(Dataset entries)
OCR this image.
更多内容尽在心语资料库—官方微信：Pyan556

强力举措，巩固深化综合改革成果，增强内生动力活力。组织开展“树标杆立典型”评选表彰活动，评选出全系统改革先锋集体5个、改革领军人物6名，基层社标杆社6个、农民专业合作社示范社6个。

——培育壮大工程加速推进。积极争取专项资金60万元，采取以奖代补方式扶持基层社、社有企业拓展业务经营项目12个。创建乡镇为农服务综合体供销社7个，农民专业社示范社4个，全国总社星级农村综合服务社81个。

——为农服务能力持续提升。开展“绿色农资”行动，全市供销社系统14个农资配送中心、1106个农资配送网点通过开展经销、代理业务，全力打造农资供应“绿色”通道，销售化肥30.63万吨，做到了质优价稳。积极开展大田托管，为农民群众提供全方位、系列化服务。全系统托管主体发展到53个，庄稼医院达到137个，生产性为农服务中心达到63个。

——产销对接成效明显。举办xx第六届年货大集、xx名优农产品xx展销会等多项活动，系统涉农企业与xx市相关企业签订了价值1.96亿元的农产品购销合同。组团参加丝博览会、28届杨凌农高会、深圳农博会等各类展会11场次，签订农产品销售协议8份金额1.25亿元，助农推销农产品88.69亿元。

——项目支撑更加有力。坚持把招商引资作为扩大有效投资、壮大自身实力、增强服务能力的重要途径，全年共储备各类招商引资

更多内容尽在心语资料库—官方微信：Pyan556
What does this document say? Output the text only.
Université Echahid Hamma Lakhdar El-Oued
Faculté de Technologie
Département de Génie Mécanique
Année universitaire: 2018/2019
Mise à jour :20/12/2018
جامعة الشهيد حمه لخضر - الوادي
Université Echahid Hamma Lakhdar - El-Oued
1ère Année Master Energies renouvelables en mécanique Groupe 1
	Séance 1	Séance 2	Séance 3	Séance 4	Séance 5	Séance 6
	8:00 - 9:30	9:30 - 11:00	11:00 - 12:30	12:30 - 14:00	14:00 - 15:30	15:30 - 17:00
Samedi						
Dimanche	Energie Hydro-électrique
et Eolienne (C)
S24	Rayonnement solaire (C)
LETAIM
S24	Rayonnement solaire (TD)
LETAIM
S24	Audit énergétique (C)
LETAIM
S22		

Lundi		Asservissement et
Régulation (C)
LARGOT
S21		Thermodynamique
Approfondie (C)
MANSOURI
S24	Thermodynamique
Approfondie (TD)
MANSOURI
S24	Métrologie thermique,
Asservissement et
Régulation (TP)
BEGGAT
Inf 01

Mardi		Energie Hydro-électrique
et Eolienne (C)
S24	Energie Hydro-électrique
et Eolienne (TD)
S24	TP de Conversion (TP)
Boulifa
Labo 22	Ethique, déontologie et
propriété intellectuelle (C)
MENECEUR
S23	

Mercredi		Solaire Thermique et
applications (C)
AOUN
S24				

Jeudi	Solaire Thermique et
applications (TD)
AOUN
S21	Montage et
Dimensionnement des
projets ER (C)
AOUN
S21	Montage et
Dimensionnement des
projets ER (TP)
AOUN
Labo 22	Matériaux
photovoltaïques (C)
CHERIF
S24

Task description: Reproduce the data shown above exactly.

Correct response:
OCR this image.
更多内容尽在心语资料库—官方微信：Pyan556

强力举措，巩固深化综合改革成果，增强内生动力活力。组织开展“树标杆立典型”评选表彰活动，评选出全系统改革先锋集体5个、改革领军人物6名，基层社标杆社6个、农民专业合作社示范社6个。

——培育壮大工程加速推进。积极争取专项资金60万元，采取以奖代补方式扶持基层社、社有企业拓展业务经营项目12个。创建乡镇为农服务综合体供销社7个，农民专业社示范社4个，全国总社星级农村综合服务社81个。

——为农服务能力持续提升。开展“绿色农资”行动，全市供销社系统14个农资配送中心、1106个农资配送网点通过开展经销、代理业务，全力打造农资供应“绿色”通道，销售化肥30.63万吨，做到了质优价稳。积极开展大田托管，为农民群众提供全方位、系列化服务。全系统托管主体发展到53个，庄稼医院达到137个，生产性为农服务中心达到63个。

——产销对接成效明显。举办xx第六届年货大集、xx名优农产品xx展销会等多项活动，系统涉农企业与xx市相关企业签订了价值1.96亿元的农产品购销合同。组团参加丝博览会、28届杨凌农高会、深圳农博会等各类展会11场次，签订农产品销售协议8份金额1.25亿元，助农推销农产品88.69亿元。

——项目支撑更加有力。坚持把招商引资作为扩大有效投资、壮大自身实力、增强服务能力的重要途径，全年共储备各类招商引资

更多内容尽在心语资料库—官方微信：Pyan556
What does this document say? Output the text only.
Université Echahid Hamma Lakhdar El-Oued
Faculté de Technologie
Département de Génie Mécanique
Année universitaire: 2018/2019
Mise à jour :20/12/2018
جامعة الشهيد حمه لخضر - الوادي
Université Echahid Hamma Lakhdar - El-Oued
1ère Année Master Energies renouvelables en mécanique Groupe 1
	Séance 1	Séance 2	Séance 3	Séance 4	Séance 5	Séance 6
	8:00 - 9:30	9:30 - 11:00	11:00 - 12:30	12:30 - 14:00	14:00 - 15:30	15:30 - 17:00
Samedi						
Dimanche	Energie Hydro-électrique
et Eolienne (C)
S24	Rayonnement solaire (C)
LETAIM
S24	Rayonnement solaire (TD)
LETAIM
S24	Audit énergétique (C)
LETAIM
S22		

Lundi		Asservissement et
Régulation (C)
LARGOT
S21		Thermodynamique
Approfondie (C)
MANSOURI
S24	Thermodynamique
Approfondie (TD)
MANSOURI
S24	Métrologie thermique,
Asservissement et
Régulation (TP)
BEGGAT
Inf 01

Mardi		Energie Hydro-électrique
et Eolienne (C)
S24	Energie Hydro-électrique
et Eolienne (TD)
S24	TP de Conversion (TP)
Boulifa
Labo 22	Ethique, déontologie et
propriété intellectuelle (C)
MENECEUR
S23	

Mercredi		Solaire Thermique et
applications (C)
AOUN
S24				

Jeudi	Solaire Thermique et
applications (TD)
AOUN
S21	Montage et
Dimensionnement des
projets ER (C)
AOUN
S21	Montage et
Dimensionnement des
projets ER (TP)
AOUN
Labo 22	Matériaux
photovoltaïques (C)
CHERIF
S24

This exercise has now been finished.